Output each entry that follows exactly. Images stay out.
BEGIN Material for this task
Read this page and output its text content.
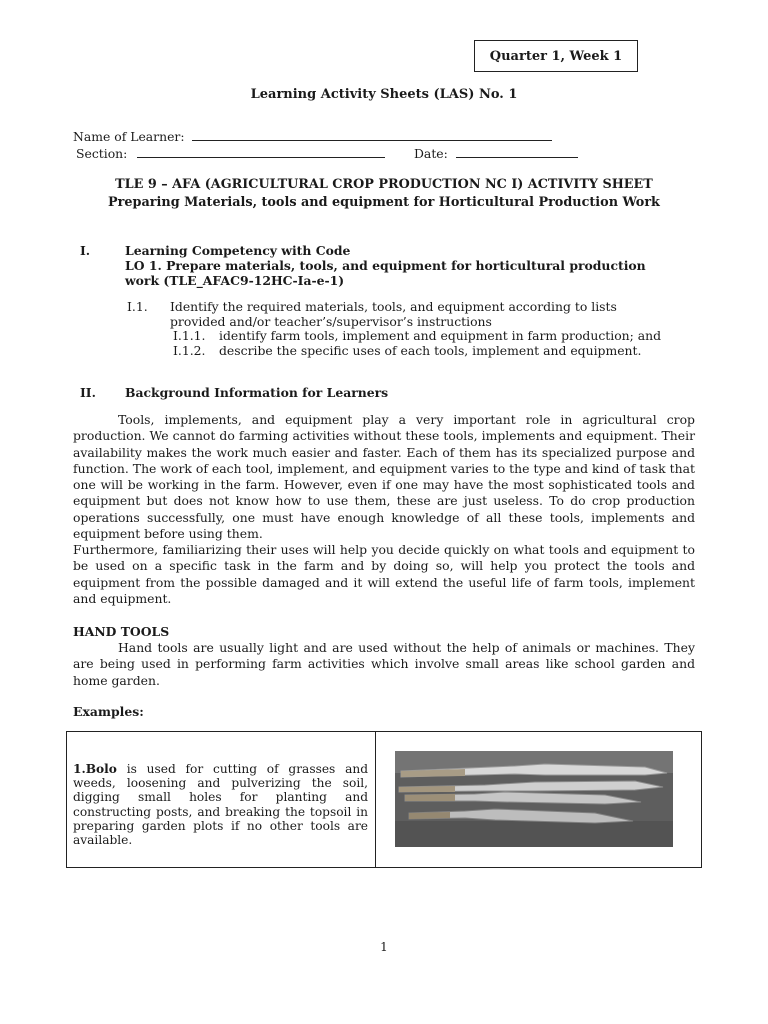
Quarter 1, Week 1
Learning Activity Sheets (LAS) No. 1
Name of Learner:
Section:	Date:
TLE 9 – AFA (AGRICULTURAL CROP PRODUCTION NC I) ACTIVITY SHEET
Preparing Materials, tools and equipment for Horticultural Production Work
I.	Learning Competency with Code
LO 1. Prepare materials, tools, and equipment for horticultural production
work (TLE_AFAC9-12HC-Ia-e-1)
I.1. Identify the required materials, tools, and equipment according to lists
provided and/or teacher’s/supervisor’s instructions
I.1.1. identify farm tools, implement and equipment in farm production; and
I.1.2. describe the specific uses of each tools, implement and equipment.
II. Background Information for Learners

Tools, implements, and equipment play a very important role in agricultural crop production. We cannot do farming activities without these tools, implements and equipment. Their availability makes the work much easier and faster. Each of them has its specialized purpose and function. The work of each tool, implement, and equipment varies to the type and kind of task that one will be working in the farm. However, even if one may have the most sophisticated tools and equipment but does not know how to use them, these are just useless. To do crop production operations successfully, one must have enough knowledge of all these tools, implements and equipment before using them.

Furthermore, familiarizing their uses will help you decide quickly on what tools and equipment to be used on a specific task in the farm and by doing so, will help you protect the tools and equipment from the possible damaged and it will extend the useful life of farm tools, implement and equipment.

HAND TOOLS

Hand tools are usually light and are used without the help of animals or machines. They are being used in performing farm activities which involve small areas like school garden and home garden.

Examples:
1.Bolo is used for cutting of grasses and weeds, loosening and pulverizing the soil, digging small holes for planting and constructing posts, and breaking the topsoil in preparing garden plots if no other tools are available.

1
END Material for this task
### Final answer
Read this page and output its text content.
Quarter 1, Week 1
Learning Activity Sheets (LAS) No. 1
Name of Learner:
Section:	Date:
TLE 9 – AFA (AGRICULTURAL CROP PRODUCTION NC I) ACTIVITY SHEET
Preparing Materials, tools and equipment for Horticultural Production Work
I.	Learning Competency with Code
LO 1. Prepare materials, tools, and equipment for horticultural production
work (TLE_AFAC9-12HC-Ia-e-1)
I.1. Identify the required materials, tools, and equipment according to lists
provided and/or teacher’s/supervisor’s instructions
I.1.1. identify farm tools, implement and equipment in farm production; and
I.1.2. describe the specific uses of each tools, implement and equipment.
II. Background Information for Learners

Tools, implements, and equipment play a very important role in agricultural crop production. We cannot do farming activities without these tools, implements and equipment. Their availability makes the work much easier and faster. Each of them has its specialized purpose and function. The work of each tool, implement, and equipment varies to the type and kind of task that one will be working in the farm. However, even if one may have the most sophisticated tools and equipment but does not know how to use them, these are just useless. To do crop production operations successfully, one must have enough knowledge of all these tools, implements and equipment before using them.

Furthermore, familiarizing their uses will help you decide quickly on what tools and equipment to be used on a specific task in the farm and by doing so, will help you protect the tools and equipment from the possible damaged and it will extend the useful life of farm tools, implement and equipment.

HAND TOOLS

Hand tools are usually light and are used without the help of animals or machines. They are being used in performing farm activities which involve small areas like school garden and home garden.

Examples:
1.Bolo is used for cutting of grasses and weeds, loosening and pulverizing the soil, digging small holes for planting and constructing posts, and breaking the topsoil in preparing garden plots if no other tools are available.

1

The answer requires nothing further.